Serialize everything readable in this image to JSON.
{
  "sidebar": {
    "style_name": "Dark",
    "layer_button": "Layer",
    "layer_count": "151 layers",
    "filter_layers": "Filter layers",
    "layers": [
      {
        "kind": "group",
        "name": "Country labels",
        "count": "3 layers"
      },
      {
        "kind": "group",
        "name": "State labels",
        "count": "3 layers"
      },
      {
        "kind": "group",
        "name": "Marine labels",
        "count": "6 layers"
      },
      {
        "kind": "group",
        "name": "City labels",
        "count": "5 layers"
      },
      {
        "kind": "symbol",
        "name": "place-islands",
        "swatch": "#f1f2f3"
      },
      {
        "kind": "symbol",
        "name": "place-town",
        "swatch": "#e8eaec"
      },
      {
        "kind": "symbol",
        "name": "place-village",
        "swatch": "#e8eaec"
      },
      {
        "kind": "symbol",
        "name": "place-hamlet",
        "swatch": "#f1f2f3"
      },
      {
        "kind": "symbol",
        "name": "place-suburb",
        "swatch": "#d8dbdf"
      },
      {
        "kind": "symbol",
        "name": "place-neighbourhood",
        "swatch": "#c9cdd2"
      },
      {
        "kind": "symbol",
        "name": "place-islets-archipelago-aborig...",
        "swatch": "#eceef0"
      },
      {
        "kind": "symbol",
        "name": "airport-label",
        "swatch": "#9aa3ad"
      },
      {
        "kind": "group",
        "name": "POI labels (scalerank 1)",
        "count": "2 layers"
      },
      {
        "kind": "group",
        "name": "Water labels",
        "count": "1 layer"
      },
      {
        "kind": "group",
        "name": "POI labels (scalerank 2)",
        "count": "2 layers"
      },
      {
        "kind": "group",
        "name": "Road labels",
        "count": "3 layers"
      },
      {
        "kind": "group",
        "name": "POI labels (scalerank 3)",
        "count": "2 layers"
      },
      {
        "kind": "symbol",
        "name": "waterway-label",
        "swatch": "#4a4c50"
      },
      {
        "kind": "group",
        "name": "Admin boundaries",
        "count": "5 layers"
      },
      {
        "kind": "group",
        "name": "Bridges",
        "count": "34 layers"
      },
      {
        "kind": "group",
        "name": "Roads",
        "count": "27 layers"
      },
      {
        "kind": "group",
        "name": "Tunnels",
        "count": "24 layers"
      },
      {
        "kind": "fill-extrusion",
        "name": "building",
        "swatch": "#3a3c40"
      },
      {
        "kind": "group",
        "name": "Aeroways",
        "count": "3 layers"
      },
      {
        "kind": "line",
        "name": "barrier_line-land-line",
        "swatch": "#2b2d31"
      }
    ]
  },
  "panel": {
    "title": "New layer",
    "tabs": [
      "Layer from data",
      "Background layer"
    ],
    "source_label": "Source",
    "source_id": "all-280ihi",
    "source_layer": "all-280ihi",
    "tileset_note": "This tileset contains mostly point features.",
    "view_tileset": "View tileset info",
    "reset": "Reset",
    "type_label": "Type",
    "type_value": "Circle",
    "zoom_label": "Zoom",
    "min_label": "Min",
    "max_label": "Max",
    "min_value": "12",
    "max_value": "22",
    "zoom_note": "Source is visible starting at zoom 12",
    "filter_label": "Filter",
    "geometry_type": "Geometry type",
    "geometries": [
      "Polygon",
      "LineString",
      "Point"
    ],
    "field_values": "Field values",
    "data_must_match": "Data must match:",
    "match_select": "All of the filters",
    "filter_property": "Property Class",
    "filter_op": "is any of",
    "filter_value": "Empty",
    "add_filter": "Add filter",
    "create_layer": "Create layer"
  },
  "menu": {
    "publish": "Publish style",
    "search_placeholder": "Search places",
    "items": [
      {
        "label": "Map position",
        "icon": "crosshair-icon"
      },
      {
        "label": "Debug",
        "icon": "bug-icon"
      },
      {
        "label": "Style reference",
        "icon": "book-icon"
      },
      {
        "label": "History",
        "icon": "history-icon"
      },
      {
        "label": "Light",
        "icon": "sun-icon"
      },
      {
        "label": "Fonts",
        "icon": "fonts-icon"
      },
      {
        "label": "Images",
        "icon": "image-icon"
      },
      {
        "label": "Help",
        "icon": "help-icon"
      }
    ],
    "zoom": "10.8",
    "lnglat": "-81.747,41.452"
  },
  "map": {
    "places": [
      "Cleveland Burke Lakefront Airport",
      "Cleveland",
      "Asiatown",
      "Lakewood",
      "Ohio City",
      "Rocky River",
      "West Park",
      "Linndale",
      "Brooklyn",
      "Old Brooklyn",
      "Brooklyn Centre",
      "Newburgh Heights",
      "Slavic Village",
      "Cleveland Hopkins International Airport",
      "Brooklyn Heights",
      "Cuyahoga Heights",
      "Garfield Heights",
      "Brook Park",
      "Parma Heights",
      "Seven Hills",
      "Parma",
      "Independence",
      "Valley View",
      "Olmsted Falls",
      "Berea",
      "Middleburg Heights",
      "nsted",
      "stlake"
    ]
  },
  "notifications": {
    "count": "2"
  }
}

*-*-*

*Task requirements*
Please restate the records in full, word for word.

*Answer for this exercise*
Serialize everything readable in this image to JSON.
{
  "sidebar": {
    "style_name": "Dark",
    "layer_button": "Layer",
    "layer_count": "151 layers",
    "filter_layers": "Filter layers",
    "layers": [
      {
        "kind": "group",
        "name": "Country labels",
        "count": "3 layers"
      },
      {
        "kind": "group",
        "name": "State labels",
        "count": "3 layers"
      },
      {
        "kind": "group",
        "name": "Marine labels",
        "count": "6 layers"
      },
      {
        "kind": "group",
        "name": "City labels",
        "count": "5 layers"
      },
      {
        "kind": "symbol",
        "name": "place-islands",
        "swatch": "#f1f2f3"
      },
      {
        "kind": "symbol",
        "name": "place-town",
        "swatch": "#e8eaec"
      },
      {
        "kind": "symbol",
        "name": "place-village",
        "swatch": "#e8eaec"
      },
      {
        "kind": "symbol",
        "name": "place-hamlet",
        "swatch": "#f1f2f3"
      },
      {
        "kind": "symbol",
        "name": "place-suburb",
        "swatch": "#d8dbdf"
      },
      {
        "kind": "symbol",
        "name": "place-neighbourhood",
        "swatch": "#c9cdd2"
      },
      {
        "kind": "symbol",
        "name": "place-islets-archipelago-aborig...",
        "swatch": "#eceef0"
      },
      {
        "kind": "symbol",
        "name": "airport-label",
        "swatch": "#9aa3ad"
      },
      {
        "kind": "group",
        "name": "POI labels (scalerank 1)",
        "count": "2 layers"
      },
      {
        "kind": "group",
        "name": "Water labels",
        "count": "1 layer"
      },
      {
        "kind": "group",
        "name": "POI labels (scalerank 2)",
        "count": "2 layers"
      },
      {
        "kind": "group",
        "name": "Road labels",
        "count": "3 layers"
      },
      {
        "kind": "group",
        "name": "POI labels (scalerank 3)",
        "count": "2 layers"
      },
      {
        "kind": "symbol",
        "name": "waterway-label",
        "swatch": "#4a4c50"
      },
      {
        "kind": "group",
        "name": "Admin boundaries",
        "count": "5 layers"
      },
      {
        "kind": "group",
        "name": "Bridges",
        "count": "34 layers"
      },
      {
        "kind": "group",
        "name": "Roads",
        "count": "27 layers"
      },
      {
        "kind": "group",
        "name": "Tunnels",
        "count": "24 layers"
      },
      {
        "kind": "fill-extrusion",
        "name": "building",
        "swatch": "#3a3c40"
      },
      {
        "kind": "group",
        "name": "Aeroways",
        "count": "3 layers"
      },
      {
        "kind": "line",
        "name": "barrier_line-land-line",
        "swatch": "#2b2d31"
      }
    ]
  },
  "panel": {
    "title": "New layer",
    "tabs": [
      "Layer from data",
      "Background layer"
    ],
    "source_label": "Source",
    "source_id": "all-280ihi",
    "source_layer": "all-280ihi",
    "tileset_note": "This tileset contains mostly point features.",
    "view_tileset": "View tileset info",
    "reset": "Reset",
    "type_label": "Type",
    "type_value": "Circle",
    "zoom_label": "Zoom",
    "min_label": "Min",
    "max_label": "Max",
    "min_value": "12",
    "max_value": "22",
    "zoom_note": "Source is visible starting at zoom 12",
    "filter_label": "Filter",
    "geometry_type": "Geometry type",
    "geometries": [
      "Polygon",
      "LineString",
      "Point"
    ],
    "field_values": "Field values",
    "data_must_match": "Data must match:",
    "match_select": "All of the filters",
    "filter_property": "Property Class",
    "filter_op": "is any of",
    "filter_value": "Empty",
    "add_filter": "Add filter",
    "create_layer": "Create layer"
  },
  "menu": {
    "publish": "Publish style",
    "search_placeholder": "Search places",
    "items": [
      {
        "label": "Map position",
        "icon": "crosshair-icon"
      },
      {
        "label": "Debug",
        "icon": "bug-icon"
      },
      {
        "label": "Style reference",
        "icon": "book-icon"
      },
      {
        "label": "History",
        "icon": "history-icon"
      },
      {
        "label": "Light",
        "icon": "sun-icon"
      },
      {
        "label": "Fonts",
        "icon": "fonts-icon"
      },
      {
        "label": "Images",
        "icon": "image-icon"
      },
      {
        "label": "Help",
        "icon": "help-icon"
      }
    ],
    "zoom": "10.8",
    "lnglat": "-81.747,41.452"
  },
  "map": {
    "places": [
      "Cleveland Burke Lakefront Airport",
      "Cleveland",
      "Asiatown",
      "Lakewood",
      "Ohio City",
      "Rocky River",
      "West Park",
      "Linndale",
      "Brooklyn",
      "Old Brooklyn",
      "Brooklyn Centre",
      "Newburgh Heights",
      "Slavic Village",
      "Cleveland Hopkins International Airport",
      "Brooklyn Heights",
      "Cuyahoga Heights",
      "Garfield Heights",
      "Brook Park",
      "Parma Heights",
      "Seven Hills",
      "Parma",
      "Independence",
      "Valley View",
      "Olmsted Falls",
      "Berea",
      "Middleburg Heights",
      "nsted",
      "stlake"
    ]
  },
  "notifications": {
    "count": "2"
  }
}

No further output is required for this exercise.